Records from a data collection:
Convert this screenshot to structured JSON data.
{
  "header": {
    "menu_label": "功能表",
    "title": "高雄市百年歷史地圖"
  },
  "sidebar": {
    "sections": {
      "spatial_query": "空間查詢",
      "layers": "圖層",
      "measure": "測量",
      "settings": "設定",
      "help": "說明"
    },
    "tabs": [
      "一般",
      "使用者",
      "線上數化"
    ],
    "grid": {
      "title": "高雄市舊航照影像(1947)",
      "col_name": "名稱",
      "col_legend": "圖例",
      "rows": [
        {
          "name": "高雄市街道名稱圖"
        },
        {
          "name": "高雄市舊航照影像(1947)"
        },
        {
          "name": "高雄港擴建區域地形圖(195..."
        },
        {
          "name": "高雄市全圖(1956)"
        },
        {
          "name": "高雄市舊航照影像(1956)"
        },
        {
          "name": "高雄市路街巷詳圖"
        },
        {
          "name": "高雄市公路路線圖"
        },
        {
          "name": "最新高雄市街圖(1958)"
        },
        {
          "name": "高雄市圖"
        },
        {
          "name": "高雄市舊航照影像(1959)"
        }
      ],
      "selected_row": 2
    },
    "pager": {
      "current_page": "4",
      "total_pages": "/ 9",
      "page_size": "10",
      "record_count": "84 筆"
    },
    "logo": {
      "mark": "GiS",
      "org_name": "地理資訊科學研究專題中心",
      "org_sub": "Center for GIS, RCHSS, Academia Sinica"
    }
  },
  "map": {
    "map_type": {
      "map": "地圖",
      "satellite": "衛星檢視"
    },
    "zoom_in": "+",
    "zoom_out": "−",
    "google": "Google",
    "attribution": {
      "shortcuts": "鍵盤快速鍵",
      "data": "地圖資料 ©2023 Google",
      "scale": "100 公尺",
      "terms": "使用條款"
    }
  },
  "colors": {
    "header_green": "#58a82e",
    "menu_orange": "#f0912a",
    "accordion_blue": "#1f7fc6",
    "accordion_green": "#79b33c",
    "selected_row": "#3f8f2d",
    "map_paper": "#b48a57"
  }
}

▶ _Directions for this task_
Without changing a word, restate the whole listing.

▶ _Final result_
Convert this screenshot to structured JSON data.
{
  "header": {
    "menu_label": "功能表",
    "title": "高雄市百年歷史地圖"
  },
  "sidebar": {
    "sections": {
      "spatial_query": "空間查詢",
      "layers": "圖層",
      "measure": "測量",
      "settings": "設定",
      "help": "說明"
    },
    "tabs": [
      "一般",
      "使用者",
      "線上數化"
    ],
    "grid": {
      "title": "高雄市舊航照影像(1947)",
      "col_name": "名稱",
      "col_legend": "圖例",
      "rows": [
        {
          "name": "高雄市街道名稱圖"
        },
        {
          "name": "高雄市舊航照影像(1947)"
        },
        {
          "name": "高雄港擴建區域地形圖(195..."
        },
        {
          "name": "高雄市全圖(1956)"
        },
        {
          "name": "高雄市舊航照影像(1956)"
        },
        {
          "name": "高雄市路街巷詳圖"
        },
        {
          "name": "高雄市公路路線圖"
        },
        {
          "name": "最新高雄市街圖(1958)"
        },
        {
          "name": "高雄市圖"
        },
        {
          "name": "高雄市舊航照影像(1959)"
        }
      ],
      "selected_row": 2
    },
    "pager": {
      "current_page": "4",
      "total_pages": "/ 9",
      "page_size": "10",
      "record_count": "84 筆"
    },
    "logo": {
      "mark": "GiS",
      "org_name": "地理資訊科學研究專題中心",
      "org_sub": "Center for GIS, RCHSS, Academia Sinica"
    }
  },
  "map": {
    "map_type": {
      "map": "地圖",
      "satellite": "衛星檢視"
    },
    "zoom_in": "+",
    "zoom_out": "−",
    "google": "Google",
    "attribution": {
      "shortcuts": "鍵盤快速鍵",
      "data": "地圖資料 ©2023 Google",
      "scale": "100 公尺",
      "terms": "使用條款"
    }
  },
  "colors": {
    "header_green": "#58a82e",
    "menu_orange": "#f0912a",
    "accordion_blue": "#1f7fc6",
    "accordion_green": "#79b33c",
    "selected_row": "#3f8f2d",
    "map_paper": "#b48a57"
  }
}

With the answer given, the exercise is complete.